Instructions for the task: Show all lines from the listing below that contain "testshot".

# START OF Extracted material

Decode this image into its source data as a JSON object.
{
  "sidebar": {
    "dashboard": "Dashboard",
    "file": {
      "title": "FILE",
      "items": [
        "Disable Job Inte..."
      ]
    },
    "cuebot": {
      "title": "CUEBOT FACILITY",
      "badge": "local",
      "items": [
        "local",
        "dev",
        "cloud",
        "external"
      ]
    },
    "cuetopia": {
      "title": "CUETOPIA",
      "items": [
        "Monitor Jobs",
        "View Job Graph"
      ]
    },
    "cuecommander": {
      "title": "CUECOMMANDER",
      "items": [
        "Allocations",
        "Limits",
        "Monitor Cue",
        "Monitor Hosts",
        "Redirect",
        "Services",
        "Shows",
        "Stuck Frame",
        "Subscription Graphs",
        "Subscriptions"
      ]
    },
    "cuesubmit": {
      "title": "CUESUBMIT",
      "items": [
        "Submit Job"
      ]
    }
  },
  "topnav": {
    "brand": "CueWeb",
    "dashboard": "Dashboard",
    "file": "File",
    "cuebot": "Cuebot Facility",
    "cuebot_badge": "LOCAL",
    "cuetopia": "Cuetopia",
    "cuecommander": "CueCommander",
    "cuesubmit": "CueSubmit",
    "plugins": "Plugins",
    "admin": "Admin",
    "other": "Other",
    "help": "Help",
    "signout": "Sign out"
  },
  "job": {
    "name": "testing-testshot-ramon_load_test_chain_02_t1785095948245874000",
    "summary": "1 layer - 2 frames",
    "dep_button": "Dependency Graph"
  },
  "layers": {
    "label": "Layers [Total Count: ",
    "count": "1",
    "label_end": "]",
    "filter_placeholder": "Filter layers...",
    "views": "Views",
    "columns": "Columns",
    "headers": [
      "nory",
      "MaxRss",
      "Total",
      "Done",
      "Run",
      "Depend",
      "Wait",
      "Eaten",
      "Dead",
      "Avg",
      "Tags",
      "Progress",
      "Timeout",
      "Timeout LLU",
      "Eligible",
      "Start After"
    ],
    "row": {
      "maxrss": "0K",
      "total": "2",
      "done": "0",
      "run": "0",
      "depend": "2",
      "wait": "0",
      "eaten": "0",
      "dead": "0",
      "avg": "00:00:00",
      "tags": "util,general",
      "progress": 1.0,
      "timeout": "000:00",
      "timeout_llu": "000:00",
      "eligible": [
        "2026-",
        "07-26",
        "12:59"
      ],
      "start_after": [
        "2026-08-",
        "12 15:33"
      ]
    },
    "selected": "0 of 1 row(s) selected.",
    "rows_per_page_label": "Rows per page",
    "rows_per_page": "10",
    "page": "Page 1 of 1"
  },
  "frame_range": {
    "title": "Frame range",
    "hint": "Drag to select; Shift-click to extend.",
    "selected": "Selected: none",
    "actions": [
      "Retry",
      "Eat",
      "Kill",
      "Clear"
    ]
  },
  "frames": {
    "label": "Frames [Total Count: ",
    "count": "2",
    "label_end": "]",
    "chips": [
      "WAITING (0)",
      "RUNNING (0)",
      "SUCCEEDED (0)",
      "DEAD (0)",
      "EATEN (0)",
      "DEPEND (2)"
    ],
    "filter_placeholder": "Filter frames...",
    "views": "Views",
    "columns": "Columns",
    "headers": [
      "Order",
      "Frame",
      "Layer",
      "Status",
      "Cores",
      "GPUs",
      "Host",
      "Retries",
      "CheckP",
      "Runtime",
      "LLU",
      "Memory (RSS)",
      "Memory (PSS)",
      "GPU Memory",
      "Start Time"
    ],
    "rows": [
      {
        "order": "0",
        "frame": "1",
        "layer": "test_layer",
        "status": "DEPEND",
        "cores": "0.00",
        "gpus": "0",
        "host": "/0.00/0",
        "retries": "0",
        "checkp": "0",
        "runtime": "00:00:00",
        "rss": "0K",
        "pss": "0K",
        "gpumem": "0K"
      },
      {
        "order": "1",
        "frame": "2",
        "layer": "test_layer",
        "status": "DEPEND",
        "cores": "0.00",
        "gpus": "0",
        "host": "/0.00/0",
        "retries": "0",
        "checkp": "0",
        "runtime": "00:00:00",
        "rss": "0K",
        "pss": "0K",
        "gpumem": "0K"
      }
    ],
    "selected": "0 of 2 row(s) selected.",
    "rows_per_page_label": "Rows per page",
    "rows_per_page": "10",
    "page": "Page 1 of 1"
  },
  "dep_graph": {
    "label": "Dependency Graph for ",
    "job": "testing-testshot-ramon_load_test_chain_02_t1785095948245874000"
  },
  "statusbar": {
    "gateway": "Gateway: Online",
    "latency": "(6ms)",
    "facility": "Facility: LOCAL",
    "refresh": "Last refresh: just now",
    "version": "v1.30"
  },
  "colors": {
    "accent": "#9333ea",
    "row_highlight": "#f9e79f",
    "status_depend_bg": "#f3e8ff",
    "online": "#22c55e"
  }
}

# END OF Extracted material

Final result:
    "name": "testing-testshot-ramon_load_test_chain_02_t1785095948245874000",
    "job": "testing-testshot-ramon_load_test_chain_02_t1785095948245874000"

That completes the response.